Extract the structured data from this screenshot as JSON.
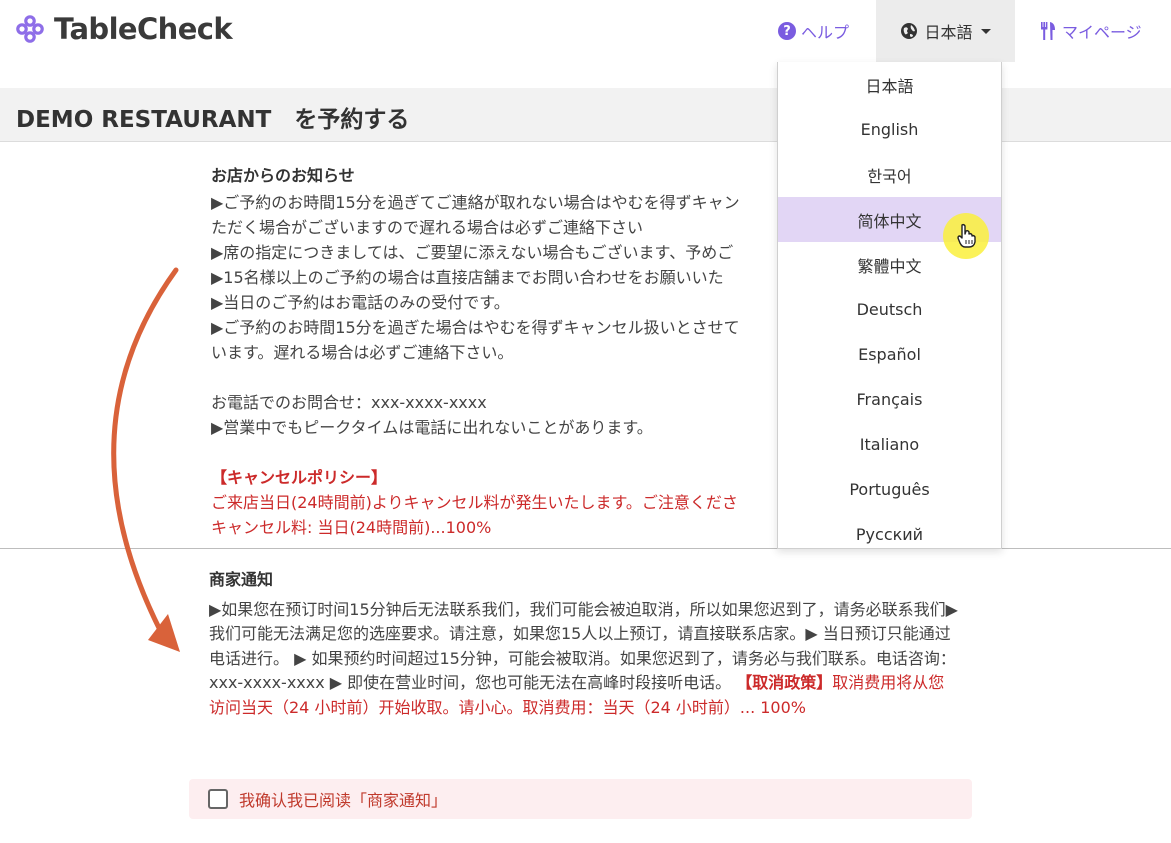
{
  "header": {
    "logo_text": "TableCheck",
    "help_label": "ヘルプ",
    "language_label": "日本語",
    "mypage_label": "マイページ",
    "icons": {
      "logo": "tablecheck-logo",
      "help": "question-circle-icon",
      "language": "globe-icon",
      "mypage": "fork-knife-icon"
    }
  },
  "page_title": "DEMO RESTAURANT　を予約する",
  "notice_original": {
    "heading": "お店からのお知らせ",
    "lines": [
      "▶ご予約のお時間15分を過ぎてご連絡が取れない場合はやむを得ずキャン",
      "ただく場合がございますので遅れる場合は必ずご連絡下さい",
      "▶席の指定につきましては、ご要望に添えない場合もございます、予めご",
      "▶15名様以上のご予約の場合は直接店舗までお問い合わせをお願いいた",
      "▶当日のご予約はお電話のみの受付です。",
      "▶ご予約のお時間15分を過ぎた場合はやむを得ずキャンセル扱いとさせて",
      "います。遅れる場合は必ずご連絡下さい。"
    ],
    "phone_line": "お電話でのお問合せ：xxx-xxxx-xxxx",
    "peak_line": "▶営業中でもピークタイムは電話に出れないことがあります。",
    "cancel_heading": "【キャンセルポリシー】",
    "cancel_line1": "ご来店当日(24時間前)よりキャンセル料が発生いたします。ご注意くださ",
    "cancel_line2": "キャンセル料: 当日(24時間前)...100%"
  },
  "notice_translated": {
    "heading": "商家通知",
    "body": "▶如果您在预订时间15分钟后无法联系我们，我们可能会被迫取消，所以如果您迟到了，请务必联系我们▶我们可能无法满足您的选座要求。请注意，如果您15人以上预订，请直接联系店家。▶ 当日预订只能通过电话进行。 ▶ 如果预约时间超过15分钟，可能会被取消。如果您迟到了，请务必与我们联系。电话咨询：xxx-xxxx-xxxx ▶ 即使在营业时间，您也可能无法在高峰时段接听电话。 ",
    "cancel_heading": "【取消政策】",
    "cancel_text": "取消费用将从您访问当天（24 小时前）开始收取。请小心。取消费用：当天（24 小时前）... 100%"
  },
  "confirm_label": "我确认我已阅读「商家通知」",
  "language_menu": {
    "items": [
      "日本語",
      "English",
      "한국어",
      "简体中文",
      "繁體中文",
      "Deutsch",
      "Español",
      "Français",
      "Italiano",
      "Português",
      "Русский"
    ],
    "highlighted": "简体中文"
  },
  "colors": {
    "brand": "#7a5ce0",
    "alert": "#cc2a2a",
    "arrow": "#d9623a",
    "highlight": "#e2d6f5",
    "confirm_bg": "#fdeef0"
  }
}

◆ What you should do ◆
Collect each line containing the string "xxxx".

◆ Exercise output ◆
    "phone_line": "お電話でのお問合せ：xxx-xxxx-xxxx",
    "body": "▶如果您在预订时间15分钟后无法联系我们，我们可能会被迫取消，所以如果您迟到了，请务必联系我们▶我们可能无法满足您的选座要求。请注意，如果您15人以上预订，请直接联系店家。▶ 当日预订只能通过电话进行。 ▶ 如果预约时间超过15分钟，可能会被取消。如果您迟到了，请务必与我们联系。电话咨询：xxx-xxxx-xxxx ▶ 即使在营业时间，您也可能无法在高峰时段接听电话。 ",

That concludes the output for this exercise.